What to do:
Which lines in the records below contain the word "JSON"? Copy each one out.

Data entries
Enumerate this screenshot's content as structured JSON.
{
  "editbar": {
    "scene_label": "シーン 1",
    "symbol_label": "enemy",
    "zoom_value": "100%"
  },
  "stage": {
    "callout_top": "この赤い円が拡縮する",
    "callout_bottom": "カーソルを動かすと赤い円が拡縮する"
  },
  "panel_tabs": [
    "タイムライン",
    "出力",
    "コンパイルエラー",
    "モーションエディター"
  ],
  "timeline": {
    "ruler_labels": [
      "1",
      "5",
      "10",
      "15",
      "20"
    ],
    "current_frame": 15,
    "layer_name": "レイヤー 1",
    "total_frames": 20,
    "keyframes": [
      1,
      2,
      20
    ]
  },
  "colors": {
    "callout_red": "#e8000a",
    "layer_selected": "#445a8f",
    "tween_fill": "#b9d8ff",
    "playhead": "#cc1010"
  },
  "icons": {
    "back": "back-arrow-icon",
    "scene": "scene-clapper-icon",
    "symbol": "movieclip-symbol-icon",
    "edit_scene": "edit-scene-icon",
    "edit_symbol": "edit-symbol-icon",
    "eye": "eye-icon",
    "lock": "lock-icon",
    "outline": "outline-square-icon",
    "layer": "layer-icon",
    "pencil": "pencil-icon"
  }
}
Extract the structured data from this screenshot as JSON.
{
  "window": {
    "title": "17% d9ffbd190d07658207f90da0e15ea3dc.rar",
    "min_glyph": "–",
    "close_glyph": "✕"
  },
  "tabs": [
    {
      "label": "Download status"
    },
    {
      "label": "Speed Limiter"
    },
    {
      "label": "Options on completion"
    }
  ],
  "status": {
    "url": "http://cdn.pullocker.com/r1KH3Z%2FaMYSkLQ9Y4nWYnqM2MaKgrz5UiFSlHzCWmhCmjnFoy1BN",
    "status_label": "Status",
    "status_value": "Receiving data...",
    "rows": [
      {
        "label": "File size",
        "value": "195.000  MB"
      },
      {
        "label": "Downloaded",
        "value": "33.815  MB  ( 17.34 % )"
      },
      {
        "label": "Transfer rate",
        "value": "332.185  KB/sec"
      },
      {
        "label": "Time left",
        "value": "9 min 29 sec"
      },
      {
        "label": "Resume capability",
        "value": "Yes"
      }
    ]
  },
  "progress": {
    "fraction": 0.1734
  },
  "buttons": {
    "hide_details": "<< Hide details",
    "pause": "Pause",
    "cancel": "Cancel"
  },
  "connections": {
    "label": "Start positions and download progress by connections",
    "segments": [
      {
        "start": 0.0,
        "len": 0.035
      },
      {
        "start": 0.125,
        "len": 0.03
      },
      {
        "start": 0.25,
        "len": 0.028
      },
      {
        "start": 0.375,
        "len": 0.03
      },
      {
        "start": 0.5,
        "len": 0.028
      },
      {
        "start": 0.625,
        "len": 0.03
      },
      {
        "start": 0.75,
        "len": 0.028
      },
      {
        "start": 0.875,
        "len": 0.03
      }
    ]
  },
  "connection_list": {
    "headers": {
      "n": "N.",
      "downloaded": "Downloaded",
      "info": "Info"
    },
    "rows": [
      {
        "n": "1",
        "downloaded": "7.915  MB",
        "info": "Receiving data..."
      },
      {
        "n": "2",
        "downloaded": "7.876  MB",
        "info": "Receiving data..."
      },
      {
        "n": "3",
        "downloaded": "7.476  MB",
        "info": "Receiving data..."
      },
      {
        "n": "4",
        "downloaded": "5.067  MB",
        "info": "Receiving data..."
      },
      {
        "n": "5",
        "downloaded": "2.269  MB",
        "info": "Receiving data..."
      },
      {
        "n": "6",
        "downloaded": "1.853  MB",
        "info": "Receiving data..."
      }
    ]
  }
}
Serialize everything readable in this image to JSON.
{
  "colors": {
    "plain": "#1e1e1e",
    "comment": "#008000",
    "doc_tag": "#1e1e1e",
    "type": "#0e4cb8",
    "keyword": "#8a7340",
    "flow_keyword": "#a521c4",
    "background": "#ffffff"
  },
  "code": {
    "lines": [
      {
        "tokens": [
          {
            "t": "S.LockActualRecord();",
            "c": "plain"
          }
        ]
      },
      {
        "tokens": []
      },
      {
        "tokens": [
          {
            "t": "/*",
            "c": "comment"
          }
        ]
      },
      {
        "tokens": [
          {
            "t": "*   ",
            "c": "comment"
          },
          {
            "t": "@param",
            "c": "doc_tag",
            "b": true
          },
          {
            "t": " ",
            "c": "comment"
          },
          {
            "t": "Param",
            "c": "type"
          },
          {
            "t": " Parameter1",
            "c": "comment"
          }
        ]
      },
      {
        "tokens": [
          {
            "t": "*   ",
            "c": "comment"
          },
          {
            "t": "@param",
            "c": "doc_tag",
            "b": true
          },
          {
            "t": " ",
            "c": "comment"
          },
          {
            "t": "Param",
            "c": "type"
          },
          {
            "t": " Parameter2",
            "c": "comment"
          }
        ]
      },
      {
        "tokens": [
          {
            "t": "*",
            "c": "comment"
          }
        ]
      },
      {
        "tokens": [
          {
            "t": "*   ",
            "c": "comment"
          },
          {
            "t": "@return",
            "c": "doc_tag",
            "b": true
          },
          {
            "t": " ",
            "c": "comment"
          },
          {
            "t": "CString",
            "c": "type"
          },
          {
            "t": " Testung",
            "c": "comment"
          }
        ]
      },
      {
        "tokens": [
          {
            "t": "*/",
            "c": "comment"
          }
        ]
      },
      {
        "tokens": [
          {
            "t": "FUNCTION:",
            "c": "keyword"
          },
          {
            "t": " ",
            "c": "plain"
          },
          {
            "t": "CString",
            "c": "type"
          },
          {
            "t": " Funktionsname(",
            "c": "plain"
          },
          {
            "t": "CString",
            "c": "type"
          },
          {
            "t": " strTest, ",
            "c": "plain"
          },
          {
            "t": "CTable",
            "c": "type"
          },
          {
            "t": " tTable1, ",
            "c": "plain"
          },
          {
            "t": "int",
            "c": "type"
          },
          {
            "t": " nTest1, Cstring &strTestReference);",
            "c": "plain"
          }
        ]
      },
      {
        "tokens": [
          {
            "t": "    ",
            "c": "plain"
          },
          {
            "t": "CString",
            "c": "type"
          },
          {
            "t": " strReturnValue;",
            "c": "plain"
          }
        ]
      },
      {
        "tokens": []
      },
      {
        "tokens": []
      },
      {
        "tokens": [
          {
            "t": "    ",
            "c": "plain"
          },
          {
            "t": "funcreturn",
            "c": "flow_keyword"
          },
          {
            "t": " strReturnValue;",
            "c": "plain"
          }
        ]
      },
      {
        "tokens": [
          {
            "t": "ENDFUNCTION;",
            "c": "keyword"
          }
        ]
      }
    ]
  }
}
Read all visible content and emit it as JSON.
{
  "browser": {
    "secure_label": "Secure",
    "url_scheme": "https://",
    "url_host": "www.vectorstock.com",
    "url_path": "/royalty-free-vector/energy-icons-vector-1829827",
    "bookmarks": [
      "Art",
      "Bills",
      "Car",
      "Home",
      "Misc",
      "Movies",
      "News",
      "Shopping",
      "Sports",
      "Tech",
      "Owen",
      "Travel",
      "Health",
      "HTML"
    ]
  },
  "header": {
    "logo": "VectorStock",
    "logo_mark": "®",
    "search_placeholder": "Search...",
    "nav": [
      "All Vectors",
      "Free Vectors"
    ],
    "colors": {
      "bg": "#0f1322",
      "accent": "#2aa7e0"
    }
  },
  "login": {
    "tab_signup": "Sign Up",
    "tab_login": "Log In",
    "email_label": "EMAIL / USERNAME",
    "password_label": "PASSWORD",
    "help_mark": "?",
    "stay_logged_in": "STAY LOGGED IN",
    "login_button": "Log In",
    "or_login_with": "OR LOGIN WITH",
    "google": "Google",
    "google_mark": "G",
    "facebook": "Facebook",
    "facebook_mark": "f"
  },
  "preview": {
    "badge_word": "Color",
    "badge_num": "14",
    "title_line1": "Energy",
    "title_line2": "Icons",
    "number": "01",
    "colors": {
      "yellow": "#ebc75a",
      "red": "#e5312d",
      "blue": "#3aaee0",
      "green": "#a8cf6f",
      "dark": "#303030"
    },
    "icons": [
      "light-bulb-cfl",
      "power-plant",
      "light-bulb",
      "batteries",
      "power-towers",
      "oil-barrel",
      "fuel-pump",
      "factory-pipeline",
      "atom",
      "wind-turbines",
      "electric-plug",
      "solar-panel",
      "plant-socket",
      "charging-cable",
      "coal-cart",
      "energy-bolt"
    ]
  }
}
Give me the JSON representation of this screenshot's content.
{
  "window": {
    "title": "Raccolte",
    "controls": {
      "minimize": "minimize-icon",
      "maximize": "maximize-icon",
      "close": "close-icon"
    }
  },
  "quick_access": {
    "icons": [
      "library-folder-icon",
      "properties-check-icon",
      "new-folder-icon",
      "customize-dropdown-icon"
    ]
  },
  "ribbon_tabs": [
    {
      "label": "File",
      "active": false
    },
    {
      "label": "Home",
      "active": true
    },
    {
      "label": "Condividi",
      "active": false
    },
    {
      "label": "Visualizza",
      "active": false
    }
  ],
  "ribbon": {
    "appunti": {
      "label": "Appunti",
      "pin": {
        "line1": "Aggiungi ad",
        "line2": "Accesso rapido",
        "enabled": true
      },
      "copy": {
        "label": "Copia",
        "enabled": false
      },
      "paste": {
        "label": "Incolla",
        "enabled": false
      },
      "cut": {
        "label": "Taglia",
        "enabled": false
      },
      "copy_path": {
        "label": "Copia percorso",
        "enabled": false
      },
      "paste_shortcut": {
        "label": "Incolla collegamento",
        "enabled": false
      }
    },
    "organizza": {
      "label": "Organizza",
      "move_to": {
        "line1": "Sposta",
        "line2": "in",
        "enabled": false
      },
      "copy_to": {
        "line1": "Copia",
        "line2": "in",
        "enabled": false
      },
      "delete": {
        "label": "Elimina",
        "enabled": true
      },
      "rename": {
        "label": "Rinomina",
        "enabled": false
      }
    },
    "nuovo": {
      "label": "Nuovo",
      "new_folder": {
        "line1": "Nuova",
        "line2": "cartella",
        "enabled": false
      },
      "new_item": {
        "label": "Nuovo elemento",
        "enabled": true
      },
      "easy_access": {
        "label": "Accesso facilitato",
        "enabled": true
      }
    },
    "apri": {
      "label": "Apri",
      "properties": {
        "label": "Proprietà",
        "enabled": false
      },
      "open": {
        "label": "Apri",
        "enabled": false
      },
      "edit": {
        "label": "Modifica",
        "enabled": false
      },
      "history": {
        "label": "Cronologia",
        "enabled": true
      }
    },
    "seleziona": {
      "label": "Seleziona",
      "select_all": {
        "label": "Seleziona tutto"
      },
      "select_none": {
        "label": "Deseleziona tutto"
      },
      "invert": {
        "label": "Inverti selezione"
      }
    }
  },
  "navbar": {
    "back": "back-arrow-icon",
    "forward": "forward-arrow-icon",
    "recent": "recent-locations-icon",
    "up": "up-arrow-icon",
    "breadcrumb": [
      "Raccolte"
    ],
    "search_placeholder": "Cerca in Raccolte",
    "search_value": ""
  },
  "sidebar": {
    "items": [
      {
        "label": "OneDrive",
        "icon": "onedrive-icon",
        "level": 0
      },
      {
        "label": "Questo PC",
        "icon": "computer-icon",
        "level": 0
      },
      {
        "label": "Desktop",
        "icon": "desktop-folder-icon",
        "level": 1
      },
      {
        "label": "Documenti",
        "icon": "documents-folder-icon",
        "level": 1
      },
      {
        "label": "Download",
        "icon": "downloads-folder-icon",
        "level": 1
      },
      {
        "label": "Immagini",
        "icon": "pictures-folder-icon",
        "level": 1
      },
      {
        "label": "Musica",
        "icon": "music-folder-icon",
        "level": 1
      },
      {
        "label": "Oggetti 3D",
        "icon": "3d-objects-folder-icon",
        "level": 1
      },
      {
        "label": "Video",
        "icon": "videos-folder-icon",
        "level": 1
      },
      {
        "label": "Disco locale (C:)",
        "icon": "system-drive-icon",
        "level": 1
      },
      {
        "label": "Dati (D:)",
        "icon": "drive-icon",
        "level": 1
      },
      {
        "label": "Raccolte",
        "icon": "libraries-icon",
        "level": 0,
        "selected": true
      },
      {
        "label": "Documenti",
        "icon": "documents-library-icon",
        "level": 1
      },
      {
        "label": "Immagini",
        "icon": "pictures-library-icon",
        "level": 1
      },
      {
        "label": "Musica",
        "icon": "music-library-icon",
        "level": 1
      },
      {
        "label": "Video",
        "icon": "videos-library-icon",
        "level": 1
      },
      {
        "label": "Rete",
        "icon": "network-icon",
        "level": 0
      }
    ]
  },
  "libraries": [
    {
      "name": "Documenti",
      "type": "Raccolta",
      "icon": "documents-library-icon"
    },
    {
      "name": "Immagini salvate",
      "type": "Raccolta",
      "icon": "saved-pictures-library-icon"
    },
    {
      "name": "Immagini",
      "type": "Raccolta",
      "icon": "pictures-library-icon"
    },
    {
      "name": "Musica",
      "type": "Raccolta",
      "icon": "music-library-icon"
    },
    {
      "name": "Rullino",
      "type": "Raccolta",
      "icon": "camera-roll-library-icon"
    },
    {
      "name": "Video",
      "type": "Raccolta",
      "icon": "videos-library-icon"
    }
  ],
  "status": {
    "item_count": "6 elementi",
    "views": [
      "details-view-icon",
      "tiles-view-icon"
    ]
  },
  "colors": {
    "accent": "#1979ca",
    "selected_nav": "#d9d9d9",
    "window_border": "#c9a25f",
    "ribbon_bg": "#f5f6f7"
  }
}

Exercise answer:
Enumerate this screenshot's content as structured JSON.
Extract the structured data from this screenshot as JSON.
Serialize everything readable in this image to JSON.
Read all visible content and emit it as JSON.
Give me the JSON representation of this screenshot's content.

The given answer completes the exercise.